[begin Provided records]

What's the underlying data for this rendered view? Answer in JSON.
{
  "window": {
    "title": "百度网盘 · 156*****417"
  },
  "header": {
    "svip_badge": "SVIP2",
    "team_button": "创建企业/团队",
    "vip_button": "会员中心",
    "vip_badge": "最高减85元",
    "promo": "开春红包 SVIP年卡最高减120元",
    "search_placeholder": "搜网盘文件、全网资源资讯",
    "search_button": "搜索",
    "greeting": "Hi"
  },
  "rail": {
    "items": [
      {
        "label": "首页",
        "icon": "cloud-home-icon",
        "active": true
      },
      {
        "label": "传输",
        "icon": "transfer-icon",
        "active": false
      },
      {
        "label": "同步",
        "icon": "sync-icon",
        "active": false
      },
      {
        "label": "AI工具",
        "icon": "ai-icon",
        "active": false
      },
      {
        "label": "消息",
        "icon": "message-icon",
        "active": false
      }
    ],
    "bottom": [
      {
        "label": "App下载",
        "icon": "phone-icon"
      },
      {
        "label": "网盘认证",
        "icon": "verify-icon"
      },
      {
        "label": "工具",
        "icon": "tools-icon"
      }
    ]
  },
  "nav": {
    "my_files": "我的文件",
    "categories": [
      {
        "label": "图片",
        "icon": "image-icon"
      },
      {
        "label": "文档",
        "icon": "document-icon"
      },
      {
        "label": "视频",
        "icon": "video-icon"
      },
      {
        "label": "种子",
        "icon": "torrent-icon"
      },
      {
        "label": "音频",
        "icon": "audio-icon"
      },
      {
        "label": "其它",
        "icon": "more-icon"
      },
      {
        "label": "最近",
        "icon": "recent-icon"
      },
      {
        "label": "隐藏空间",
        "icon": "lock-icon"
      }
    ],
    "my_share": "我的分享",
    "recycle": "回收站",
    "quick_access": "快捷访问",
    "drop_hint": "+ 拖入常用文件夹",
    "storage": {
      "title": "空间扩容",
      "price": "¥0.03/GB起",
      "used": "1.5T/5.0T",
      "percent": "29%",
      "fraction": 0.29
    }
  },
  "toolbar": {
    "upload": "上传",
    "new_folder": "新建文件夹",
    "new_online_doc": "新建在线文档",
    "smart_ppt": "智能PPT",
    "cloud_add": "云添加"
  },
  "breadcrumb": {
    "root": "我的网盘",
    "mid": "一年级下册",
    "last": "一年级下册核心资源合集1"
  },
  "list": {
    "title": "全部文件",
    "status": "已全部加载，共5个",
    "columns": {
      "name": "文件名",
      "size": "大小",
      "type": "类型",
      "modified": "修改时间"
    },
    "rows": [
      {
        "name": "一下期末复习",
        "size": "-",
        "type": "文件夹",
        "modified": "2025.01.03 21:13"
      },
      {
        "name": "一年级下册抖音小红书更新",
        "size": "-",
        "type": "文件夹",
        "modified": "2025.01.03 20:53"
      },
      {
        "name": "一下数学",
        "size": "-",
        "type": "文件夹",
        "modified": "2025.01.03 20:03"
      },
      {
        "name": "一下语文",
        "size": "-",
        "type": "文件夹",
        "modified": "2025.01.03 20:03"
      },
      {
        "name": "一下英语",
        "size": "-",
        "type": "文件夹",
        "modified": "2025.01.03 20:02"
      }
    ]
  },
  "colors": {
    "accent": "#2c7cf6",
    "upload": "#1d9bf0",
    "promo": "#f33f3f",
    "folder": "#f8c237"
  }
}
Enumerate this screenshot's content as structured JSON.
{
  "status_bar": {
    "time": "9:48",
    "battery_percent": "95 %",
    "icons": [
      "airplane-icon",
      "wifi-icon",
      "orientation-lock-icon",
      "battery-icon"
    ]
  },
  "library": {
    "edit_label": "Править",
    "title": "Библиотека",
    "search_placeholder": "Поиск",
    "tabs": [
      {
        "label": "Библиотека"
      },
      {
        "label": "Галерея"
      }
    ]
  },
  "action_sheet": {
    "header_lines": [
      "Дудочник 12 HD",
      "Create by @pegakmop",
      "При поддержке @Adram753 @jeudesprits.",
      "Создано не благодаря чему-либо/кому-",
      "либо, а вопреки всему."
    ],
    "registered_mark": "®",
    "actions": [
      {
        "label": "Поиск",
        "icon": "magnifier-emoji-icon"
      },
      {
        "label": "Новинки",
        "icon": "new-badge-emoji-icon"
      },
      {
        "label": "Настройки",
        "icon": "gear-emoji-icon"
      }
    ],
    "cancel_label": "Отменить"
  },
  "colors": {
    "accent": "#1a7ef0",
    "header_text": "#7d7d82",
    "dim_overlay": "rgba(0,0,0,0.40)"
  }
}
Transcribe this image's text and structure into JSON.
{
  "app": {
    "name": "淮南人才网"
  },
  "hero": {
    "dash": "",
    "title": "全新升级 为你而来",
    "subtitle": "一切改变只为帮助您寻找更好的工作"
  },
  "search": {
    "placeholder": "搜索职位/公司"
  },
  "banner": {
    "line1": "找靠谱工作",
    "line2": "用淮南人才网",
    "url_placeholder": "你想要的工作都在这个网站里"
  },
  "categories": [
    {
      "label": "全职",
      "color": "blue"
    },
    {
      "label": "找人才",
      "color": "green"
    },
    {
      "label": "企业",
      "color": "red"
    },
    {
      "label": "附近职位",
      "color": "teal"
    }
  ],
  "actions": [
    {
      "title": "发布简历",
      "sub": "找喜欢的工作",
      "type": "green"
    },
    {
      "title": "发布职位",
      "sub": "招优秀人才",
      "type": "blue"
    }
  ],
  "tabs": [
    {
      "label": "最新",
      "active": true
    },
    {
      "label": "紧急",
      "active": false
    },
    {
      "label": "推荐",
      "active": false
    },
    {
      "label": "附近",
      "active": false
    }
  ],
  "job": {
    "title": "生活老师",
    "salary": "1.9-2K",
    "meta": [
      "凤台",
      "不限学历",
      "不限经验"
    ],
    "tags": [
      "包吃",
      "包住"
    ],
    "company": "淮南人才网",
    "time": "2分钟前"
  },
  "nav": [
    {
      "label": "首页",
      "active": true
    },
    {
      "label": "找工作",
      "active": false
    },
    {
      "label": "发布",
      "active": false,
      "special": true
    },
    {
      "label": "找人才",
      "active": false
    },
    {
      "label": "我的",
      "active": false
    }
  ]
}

[end Provided records]

Your goal.
State the number of lines in the data that include the string "true", and add nothing else.

Answer to this exercise.
4